═════ Available records ═════

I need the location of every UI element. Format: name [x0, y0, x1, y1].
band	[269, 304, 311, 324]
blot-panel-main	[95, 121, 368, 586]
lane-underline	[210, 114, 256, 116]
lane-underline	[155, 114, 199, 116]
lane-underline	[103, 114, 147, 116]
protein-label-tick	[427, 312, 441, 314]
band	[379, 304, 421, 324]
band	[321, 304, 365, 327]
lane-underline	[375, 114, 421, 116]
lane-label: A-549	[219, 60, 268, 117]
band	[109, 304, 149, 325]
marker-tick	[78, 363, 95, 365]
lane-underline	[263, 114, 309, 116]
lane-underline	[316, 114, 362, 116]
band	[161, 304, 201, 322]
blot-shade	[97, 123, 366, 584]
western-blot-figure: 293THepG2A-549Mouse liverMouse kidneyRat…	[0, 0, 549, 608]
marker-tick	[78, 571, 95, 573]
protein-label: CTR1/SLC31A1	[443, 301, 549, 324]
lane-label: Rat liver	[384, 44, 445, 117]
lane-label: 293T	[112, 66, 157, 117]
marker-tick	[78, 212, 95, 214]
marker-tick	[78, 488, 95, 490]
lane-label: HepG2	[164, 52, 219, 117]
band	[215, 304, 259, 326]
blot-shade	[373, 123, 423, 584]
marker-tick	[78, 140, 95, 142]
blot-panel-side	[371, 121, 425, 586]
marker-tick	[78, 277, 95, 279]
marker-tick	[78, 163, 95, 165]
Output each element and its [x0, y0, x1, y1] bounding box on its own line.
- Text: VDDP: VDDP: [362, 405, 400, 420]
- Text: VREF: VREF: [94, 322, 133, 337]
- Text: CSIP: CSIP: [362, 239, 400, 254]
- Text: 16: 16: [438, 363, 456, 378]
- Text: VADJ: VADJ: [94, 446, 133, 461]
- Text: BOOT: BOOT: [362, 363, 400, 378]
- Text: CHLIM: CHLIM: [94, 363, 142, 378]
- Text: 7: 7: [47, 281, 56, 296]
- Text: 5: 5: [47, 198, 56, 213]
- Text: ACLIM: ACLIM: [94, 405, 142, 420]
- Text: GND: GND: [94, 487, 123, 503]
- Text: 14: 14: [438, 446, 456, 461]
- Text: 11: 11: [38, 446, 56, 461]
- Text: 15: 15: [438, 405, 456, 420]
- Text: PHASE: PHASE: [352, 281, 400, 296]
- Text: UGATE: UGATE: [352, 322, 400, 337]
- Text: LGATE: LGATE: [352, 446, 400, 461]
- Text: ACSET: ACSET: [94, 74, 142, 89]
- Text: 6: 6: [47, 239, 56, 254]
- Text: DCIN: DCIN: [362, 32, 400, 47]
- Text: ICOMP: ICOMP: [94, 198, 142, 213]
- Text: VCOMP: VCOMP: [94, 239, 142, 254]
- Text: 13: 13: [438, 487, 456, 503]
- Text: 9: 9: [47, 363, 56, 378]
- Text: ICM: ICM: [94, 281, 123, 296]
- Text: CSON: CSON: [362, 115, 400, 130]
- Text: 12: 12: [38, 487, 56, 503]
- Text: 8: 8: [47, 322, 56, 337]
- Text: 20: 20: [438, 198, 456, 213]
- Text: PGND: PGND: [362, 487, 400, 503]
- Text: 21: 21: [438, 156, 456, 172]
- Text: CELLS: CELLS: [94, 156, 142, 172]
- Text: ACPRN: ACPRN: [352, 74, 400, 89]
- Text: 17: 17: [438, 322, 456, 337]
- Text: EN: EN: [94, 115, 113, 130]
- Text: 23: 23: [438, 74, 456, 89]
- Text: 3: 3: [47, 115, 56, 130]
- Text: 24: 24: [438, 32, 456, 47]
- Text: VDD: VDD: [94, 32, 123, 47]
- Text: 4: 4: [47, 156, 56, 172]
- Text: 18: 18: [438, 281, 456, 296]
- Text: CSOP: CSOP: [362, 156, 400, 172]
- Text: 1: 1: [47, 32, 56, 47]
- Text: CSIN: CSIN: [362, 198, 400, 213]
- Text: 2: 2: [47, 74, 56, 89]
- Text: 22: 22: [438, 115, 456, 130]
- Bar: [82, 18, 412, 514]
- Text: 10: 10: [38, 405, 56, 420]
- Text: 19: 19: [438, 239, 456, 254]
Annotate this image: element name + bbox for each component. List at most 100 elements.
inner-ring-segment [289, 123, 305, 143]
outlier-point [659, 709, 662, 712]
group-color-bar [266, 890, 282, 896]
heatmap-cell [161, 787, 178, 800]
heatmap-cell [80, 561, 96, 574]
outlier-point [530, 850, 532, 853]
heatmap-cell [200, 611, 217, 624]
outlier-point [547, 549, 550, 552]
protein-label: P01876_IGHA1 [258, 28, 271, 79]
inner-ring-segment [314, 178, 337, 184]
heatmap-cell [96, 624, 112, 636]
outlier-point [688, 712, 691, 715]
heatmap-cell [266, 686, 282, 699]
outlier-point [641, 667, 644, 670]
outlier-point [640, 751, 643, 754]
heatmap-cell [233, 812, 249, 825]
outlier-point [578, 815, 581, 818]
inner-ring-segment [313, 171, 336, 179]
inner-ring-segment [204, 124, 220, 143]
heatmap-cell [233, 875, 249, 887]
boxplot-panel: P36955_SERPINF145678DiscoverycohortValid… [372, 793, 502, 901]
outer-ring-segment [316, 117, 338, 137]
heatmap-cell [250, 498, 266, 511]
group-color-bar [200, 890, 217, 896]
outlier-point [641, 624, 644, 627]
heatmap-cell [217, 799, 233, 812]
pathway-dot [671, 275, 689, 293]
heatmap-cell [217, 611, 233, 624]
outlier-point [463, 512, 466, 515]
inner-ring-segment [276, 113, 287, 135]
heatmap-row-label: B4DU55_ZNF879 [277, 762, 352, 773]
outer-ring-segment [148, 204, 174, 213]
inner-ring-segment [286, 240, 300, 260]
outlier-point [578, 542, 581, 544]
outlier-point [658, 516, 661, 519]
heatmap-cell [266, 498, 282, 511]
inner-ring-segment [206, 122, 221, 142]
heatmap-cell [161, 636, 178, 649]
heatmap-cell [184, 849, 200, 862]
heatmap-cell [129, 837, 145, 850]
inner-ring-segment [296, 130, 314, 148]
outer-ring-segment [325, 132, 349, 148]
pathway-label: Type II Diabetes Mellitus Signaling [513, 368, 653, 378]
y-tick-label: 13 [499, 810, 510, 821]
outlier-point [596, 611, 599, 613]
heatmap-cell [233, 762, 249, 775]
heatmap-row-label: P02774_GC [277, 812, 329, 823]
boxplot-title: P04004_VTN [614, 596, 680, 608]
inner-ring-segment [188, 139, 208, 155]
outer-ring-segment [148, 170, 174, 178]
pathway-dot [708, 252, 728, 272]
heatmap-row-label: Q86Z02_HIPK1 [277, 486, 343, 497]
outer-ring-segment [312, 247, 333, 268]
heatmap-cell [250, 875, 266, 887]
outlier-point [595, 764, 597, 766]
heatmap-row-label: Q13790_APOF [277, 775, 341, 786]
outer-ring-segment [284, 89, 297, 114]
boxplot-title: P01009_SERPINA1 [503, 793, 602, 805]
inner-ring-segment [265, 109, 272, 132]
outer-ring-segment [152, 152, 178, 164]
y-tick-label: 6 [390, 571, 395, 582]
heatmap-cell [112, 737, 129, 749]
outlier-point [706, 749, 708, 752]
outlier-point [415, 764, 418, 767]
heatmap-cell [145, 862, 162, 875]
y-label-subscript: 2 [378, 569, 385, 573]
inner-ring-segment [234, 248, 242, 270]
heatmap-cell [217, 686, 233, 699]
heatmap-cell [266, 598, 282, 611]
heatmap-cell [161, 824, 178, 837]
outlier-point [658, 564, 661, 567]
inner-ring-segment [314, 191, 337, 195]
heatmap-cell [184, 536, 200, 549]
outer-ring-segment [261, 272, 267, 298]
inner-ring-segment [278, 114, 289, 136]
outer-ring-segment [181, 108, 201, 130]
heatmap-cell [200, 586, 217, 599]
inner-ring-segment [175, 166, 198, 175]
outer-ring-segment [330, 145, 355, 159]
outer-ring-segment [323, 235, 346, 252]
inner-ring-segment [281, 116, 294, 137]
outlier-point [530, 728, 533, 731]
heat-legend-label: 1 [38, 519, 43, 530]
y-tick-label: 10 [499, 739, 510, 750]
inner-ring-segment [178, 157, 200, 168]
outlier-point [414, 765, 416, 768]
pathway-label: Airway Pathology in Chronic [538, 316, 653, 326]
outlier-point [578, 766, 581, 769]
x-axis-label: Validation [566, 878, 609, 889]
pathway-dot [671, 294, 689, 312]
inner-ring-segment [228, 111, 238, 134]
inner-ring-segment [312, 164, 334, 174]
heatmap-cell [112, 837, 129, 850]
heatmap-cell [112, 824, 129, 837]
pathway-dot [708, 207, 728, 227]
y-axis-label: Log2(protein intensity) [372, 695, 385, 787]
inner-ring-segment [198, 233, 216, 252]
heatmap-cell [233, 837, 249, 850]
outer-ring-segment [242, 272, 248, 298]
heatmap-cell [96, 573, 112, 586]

═════

Problem requirements: Only the lines that contain the string "outer" are to be copied from the records.

Exercise solution:
outer-ring-segment [316, 117, 338, 137]
outer-ring-segment [148, 204, 174, 213]
outer-ring-segment [325, 132, 349, 148]
outer-ring-segment [148, 170, 174, 178]
outer-ring-segment [312, 247, 333, 268]
outer-ring-segment [284, 89, 297, 114]
outer-ring-segment [152, 152, 178, 164]
outer-ring-segment [261, 272, 267, 298]
outer-ring-segment [181, 108, 201, 130]
outer-ring-segment [330, 145, 355, 159]
outer-ring-segment [323, 235, 346, 252]
outer-ring-segment [242, 272, 248, 298]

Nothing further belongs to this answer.